Ford's assembly line process revolutionized manufacturing, making all goods more affordable and therefore available to many more people, but it created a situation similar to the sweatshops of the 19th century because the typical worker's job became much more repetitive. The assembly line required workers to repetitively perform the same operations on each car as it went by their workstation, whether it was welding, painting, assembling, or testing, which reduced the amount of training workers needed because they no longer needed to understand any processes beyond their workstation.

Engineers could then optimize the work at each workstation to make it as simple as possible, which also made it a boring and tedious job for the worker. The work areas were often too hot or too cold, depending on the season, and were environmentally uncomfortable for laborers. Simplifying the work at a workstation also made the task of automating the assembly process much easier when automated equipment became available, ultimately causing many workers to lose their jobs.

As Ford's manufacturing plants grew in size, owners and executives became distant from their workers and their problems, leading to strong union organizing efforts to address worker grievances that eventually resulted in strikes and distrust on both sides. With help from the federal government, unions finally established a legal role in their dealings with Ford, representing labor's position on the many issues that affected Ford's workers.

▸ **YOUR ASSIGNMENT**: Return the passage on Ford's assembly line word for word, from "Engineers could then" to "lose their jobs.".

▸ **RECORD EXCERPTS**:
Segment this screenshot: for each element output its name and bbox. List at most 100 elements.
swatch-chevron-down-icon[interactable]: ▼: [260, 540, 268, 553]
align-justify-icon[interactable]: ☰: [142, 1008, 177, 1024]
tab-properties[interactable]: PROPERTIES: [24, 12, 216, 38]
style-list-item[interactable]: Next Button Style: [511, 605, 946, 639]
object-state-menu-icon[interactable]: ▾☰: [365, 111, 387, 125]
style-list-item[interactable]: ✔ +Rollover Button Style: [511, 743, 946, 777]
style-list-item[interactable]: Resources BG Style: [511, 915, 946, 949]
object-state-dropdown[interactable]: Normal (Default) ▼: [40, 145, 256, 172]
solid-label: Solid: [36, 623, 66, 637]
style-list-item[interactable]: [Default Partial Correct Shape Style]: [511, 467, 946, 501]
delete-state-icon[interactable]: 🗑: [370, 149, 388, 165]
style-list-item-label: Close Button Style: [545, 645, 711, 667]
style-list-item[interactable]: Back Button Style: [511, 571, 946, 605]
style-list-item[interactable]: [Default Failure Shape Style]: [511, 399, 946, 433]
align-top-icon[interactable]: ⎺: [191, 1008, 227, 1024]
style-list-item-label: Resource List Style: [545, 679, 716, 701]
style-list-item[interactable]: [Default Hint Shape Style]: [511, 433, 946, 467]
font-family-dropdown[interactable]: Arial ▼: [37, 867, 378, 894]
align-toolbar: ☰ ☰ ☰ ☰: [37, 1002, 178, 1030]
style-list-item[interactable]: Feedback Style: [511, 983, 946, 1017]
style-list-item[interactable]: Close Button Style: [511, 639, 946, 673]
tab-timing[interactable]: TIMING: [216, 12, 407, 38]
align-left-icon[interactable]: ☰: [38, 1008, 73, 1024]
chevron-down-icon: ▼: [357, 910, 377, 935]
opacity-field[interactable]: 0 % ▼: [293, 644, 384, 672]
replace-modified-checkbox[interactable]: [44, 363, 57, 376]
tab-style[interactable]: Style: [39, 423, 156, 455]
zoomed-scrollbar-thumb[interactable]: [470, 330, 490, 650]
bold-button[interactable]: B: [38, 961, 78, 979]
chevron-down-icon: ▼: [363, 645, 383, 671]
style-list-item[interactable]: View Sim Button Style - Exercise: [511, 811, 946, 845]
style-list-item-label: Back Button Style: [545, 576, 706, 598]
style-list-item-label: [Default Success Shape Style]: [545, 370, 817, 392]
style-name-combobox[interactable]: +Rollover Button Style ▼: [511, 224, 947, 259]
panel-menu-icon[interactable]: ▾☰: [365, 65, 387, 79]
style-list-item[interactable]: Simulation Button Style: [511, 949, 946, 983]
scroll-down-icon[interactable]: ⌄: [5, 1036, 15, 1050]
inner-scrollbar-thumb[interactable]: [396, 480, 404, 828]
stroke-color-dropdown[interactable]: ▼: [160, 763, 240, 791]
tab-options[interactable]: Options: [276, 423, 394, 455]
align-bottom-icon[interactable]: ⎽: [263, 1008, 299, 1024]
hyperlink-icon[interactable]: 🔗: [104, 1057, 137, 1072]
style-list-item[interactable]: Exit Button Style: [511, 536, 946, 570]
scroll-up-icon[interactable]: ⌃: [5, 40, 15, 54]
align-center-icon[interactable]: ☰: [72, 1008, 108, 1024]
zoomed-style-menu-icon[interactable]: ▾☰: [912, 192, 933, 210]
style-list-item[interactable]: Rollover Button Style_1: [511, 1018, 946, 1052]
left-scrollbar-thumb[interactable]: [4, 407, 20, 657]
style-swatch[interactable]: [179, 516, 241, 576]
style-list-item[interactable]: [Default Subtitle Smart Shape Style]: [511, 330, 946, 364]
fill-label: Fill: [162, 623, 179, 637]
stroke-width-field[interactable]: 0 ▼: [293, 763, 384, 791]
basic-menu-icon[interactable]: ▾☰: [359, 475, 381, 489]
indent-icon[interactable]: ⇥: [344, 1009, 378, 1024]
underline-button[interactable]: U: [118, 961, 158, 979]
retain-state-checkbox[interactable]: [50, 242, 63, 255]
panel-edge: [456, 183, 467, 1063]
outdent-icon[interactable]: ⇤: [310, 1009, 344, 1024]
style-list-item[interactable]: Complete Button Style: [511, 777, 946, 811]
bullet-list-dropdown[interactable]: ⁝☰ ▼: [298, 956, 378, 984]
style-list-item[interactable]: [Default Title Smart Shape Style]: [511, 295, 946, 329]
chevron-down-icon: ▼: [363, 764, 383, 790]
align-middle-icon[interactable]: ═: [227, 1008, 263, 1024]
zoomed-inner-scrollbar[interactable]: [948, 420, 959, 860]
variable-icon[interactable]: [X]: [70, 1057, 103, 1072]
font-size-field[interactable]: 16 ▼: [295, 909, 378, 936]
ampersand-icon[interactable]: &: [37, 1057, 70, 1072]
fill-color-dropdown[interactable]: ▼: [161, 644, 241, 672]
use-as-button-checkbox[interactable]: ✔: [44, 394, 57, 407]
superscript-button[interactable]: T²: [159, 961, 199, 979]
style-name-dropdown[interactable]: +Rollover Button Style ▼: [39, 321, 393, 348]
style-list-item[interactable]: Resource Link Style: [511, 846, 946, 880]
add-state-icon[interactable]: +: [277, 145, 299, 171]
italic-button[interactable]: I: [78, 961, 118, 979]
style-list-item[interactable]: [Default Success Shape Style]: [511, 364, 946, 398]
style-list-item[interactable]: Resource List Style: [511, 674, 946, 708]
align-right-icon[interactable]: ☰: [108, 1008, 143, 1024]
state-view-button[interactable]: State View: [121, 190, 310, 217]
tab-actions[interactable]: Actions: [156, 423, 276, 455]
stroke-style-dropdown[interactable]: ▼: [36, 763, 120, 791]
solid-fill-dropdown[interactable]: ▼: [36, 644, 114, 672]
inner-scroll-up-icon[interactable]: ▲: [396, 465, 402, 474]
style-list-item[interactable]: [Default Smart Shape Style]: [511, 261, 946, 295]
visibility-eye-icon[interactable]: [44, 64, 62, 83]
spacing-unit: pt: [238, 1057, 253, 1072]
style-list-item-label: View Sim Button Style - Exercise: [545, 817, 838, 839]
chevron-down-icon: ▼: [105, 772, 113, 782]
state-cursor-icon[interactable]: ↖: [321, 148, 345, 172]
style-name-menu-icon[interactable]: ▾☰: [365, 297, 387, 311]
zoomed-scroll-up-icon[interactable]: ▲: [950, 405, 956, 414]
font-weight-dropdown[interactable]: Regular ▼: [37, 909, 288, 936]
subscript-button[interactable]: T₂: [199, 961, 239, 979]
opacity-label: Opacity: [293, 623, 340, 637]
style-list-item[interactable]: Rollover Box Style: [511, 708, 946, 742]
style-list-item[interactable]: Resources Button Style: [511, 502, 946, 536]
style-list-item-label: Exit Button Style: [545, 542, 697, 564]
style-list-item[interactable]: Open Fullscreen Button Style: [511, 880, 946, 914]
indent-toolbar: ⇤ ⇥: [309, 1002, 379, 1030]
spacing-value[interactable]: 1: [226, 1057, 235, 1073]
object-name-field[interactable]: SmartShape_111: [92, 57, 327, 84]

▸ **ANSWER TO THIS EXERCISE**:
Engineers could then optimize the work at each workstation to make it as simple as possible, which also made it a boring and tedious job for the worker. The work areas were often too hot or too cold, depending on the season, and were environmentally uncomfortable for laborers. Simplifying the work at a workstation also made the task of automating the assembly process much easier when automated equipment became available, ultimately causing many workers to lose their jobs.